Data excerpts:
___
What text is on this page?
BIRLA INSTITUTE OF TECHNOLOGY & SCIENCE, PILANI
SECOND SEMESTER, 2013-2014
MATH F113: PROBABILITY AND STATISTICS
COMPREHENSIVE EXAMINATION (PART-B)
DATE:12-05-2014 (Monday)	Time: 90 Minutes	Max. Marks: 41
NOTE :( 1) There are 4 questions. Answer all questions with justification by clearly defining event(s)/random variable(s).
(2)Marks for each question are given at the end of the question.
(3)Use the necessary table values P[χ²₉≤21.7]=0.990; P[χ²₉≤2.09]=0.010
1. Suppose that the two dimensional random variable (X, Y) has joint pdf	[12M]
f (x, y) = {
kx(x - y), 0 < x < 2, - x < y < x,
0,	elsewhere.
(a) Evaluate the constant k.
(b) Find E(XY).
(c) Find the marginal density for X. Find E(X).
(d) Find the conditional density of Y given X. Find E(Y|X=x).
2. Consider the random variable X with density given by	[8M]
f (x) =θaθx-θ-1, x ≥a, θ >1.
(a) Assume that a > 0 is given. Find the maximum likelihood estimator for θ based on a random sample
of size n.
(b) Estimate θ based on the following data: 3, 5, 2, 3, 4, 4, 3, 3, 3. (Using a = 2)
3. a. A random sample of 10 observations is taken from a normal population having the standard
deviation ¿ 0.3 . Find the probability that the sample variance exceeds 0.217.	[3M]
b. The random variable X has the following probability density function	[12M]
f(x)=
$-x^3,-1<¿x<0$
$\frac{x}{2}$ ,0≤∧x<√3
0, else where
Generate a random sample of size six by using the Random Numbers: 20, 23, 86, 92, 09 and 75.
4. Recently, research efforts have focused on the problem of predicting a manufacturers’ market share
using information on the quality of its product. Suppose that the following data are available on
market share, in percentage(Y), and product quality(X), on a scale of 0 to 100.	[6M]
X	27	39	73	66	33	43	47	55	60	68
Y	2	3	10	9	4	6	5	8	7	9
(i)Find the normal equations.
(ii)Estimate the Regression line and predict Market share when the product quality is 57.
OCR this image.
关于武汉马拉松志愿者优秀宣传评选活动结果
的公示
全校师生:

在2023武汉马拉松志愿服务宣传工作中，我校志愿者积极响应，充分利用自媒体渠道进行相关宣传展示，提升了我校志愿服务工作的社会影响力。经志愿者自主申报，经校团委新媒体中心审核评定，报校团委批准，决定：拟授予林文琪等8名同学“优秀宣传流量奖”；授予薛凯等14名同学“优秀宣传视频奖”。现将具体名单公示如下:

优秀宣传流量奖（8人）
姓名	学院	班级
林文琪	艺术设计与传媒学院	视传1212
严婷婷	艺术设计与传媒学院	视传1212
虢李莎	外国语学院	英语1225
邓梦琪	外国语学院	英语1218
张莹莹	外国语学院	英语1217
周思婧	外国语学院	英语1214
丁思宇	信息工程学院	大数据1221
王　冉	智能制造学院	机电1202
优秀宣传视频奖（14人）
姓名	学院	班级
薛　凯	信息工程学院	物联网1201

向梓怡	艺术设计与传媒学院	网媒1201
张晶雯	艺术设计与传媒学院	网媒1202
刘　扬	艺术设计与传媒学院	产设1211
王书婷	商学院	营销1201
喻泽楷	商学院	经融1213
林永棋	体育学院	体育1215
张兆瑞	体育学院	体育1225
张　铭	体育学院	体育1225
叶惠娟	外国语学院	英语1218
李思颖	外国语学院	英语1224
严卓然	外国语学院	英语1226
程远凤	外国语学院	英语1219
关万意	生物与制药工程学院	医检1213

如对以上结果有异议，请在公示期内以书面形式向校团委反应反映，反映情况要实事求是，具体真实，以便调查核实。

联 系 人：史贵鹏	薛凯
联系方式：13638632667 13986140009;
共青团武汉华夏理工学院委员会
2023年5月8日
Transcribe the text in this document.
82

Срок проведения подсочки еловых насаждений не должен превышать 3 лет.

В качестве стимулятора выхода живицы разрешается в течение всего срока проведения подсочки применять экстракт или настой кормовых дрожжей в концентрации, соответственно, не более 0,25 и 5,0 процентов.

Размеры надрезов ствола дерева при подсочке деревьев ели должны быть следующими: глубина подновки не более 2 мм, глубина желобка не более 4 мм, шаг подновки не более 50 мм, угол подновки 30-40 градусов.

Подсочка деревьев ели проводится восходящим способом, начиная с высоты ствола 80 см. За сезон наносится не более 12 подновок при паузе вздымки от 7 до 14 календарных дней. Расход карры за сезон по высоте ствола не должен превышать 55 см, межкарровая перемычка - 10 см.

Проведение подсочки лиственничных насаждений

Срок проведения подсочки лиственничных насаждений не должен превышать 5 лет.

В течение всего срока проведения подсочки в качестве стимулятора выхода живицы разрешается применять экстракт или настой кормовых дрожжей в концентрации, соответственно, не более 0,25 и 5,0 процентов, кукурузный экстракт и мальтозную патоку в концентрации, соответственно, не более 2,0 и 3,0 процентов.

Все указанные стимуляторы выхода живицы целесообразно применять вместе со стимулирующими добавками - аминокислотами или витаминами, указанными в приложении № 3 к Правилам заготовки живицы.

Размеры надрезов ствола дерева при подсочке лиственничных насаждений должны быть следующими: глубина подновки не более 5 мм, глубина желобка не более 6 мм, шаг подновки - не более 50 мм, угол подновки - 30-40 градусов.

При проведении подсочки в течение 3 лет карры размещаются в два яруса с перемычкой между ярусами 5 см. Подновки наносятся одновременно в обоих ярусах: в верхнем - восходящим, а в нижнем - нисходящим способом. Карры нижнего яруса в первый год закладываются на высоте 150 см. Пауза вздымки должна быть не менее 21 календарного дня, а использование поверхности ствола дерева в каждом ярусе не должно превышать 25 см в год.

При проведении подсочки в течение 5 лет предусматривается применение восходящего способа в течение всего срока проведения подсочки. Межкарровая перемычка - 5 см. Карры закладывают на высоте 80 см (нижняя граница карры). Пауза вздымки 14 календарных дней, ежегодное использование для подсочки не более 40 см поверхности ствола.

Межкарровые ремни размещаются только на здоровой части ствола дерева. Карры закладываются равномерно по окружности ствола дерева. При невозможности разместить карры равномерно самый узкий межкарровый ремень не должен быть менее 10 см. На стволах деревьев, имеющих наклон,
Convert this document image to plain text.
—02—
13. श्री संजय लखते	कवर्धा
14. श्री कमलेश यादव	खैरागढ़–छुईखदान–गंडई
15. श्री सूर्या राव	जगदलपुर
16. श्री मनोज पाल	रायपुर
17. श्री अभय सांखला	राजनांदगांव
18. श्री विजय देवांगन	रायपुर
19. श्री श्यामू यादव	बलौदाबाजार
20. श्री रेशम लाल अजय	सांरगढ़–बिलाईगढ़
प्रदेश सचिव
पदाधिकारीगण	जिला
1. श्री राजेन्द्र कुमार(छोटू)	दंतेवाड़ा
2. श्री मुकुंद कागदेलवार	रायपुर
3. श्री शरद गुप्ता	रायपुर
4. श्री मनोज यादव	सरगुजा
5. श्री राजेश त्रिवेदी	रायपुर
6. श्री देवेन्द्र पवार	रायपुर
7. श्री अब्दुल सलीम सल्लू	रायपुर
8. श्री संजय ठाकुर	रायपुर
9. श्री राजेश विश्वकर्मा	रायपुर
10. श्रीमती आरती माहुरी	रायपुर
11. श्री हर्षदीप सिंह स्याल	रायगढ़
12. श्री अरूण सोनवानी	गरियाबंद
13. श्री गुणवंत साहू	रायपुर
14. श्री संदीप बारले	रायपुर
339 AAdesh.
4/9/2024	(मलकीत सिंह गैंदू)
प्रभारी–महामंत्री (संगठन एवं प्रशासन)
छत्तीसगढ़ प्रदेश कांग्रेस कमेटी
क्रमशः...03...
___
Identify each line containing the string "优秀宣传视频奖" and copy it out.

- **Response to this task**
在2023武汉马拉松志愿服务宣传工作中，我校志愿者积极响应，充分利用自媒体渠道进行相关宣传展示，提升了我校志愿服务工作的社会影响力。经志愿者自主申报，经校团委新媒体中心审核评定，报校团委批准，决定：拟授予林文琪等8名同学“优秀宣传流量奖”；授予薛凯等14名同学“优秀宣传视频奖”。现将具体名单公示如下:
优秀宣传视频奖（14人）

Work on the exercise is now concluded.